Check every line in the records below for the word "услуги" and report how many have it, nothing more.

*Material to process*
— BEGIN —

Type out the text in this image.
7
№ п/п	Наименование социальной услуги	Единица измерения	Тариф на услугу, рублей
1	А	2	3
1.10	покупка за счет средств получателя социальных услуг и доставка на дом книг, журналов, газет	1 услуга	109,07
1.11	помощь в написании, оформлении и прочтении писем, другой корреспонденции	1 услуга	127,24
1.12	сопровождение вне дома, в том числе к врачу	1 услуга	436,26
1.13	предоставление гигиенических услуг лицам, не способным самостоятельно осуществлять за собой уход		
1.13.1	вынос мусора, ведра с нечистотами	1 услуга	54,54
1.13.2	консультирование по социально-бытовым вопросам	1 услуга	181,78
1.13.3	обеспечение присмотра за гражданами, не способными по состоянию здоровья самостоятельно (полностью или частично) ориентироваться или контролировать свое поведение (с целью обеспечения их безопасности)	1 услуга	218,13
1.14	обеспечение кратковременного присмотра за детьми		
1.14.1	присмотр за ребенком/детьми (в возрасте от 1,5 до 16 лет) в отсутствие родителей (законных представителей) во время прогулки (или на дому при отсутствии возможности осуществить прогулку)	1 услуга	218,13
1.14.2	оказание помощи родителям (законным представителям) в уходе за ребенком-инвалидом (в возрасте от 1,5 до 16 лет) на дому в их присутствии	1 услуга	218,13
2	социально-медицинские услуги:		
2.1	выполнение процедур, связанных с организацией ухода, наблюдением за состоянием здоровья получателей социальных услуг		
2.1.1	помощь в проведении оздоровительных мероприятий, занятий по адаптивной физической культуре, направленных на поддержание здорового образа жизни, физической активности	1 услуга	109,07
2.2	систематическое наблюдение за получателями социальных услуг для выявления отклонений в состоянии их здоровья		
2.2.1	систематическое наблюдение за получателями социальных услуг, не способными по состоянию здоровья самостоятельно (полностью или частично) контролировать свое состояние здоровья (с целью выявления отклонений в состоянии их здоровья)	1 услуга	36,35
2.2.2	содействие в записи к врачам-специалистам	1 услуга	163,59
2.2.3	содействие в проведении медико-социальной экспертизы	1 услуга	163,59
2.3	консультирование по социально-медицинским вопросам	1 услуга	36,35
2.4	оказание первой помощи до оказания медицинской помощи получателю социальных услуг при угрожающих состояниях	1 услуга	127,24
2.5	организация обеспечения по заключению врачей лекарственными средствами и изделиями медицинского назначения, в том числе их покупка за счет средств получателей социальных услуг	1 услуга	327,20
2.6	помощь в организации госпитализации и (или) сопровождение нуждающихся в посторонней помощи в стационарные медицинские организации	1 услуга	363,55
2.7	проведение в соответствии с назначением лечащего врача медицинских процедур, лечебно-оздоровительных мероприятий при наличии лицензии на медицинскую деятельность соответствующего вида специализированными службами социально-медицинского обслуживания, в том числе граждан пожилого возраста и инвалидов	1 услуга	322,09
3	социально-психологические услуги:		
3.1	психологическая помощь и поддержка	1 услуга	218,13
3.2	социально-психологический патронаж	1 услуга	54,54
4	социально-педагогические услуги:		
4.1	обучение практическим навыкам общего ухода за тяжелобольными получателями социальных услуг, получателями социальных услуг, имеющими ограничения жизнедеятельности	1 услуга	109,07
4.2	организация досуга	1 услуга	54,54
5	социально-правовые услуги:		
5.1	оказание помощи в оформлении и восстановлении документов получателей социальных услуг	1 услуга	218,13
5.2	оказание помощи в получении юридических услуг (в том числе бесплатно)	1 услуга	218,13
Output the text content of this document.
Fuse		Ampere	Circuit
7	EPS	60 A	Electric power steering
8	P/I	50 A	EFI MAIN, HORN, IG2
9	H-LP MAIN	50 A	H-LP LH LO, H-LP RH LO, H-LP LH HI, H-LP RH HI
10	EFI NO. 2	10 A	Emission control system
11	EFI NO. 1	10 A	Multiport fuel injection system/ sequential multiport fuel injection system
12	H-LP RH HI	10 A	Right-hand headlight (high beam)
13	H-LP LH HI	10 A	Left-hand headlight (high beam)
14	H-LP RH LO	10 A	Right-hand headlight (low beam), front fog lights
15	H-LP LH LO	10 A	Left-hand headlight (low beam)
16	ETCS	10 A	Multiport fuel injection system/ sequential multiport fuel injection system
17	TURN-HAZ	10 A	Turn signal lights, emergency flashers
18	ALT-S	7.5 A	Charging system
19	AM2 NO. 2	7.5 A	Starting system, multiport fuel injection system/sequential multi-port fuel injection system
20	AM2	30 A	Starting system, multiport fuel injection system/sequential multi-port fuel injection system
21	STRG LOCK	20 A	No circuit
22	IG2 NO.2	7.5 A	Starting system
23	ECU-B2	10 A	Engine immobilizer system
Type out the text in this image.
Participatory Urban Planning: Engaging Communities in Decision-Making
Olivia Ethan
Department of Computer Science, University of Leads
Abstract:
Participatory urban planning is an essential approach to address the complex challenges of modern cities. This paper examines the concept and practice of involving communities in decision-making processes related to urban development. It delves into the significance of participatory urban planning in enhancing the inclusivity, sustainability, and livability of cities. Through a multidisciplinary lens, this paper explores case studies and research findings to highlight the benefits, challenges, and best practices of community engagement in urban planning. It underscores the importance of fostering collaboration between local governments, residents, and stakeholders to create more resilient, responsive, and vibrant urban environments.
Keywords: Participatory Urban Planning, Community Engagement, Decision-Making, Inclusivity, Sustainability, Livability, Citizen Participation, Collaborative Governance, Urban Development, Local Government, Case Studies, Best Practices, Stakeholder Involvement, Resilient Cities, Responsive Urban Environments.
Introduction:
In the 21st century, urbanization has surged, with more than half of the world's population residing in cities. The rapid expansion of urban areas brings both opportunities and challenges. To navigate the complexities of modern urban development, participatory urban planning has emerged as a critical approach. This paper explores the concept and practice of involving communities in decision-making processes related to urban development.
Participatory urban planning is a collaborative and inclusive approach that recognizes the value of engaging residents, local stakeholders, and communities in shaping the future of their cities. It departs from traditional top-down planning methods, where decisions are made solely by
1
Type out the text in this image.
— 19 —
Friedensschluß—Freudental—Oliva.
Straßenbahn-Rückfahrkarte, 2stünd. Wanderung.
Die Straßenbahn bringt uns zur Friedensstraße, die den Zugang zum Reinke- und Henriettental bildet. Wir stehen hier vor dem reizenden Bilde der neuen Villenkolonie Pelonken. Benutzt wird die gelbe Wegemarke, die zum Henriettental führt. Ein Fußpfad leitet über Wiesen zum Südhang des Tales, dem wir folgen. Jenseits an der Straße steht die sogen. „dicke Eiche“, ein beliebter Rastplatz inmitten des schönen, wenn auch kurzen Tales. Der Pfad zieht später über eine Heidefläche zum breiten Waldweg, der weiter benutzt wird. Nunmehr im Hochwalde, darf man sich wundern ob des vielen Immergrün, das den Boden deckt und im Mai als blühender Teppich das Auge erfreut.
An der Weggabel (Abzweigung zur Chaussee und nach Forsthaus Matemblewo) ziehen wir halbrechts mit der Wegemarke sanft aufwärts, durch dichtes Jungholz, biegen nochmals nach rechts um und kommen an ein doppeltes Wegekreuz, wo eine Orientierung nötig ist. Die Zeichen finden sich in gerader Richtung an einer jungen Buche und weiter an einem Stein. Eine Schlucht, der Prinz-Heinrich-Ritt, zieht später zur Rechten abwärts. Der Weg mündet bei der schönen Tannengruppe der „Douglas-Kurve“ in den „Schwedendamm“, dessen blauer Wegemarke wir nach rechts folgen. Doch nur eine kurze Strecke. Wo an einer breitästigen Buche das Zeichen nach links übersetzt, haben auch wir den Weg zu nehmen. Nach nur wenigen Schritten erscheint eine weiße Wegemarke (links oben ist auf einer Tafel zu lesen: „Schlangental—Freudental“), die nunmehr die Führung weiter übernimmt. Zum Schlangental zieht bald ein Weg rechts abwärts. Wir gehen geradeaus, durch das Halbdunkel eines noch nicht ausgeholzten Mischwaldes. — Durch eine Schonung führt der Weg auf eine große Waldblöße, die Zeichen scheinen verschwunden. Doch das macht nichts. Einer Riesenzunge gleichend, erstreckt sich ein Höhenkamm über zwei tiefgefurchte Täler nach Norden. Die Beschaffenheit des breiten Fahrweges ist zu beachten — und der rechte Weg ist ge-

— END —

*Output*
5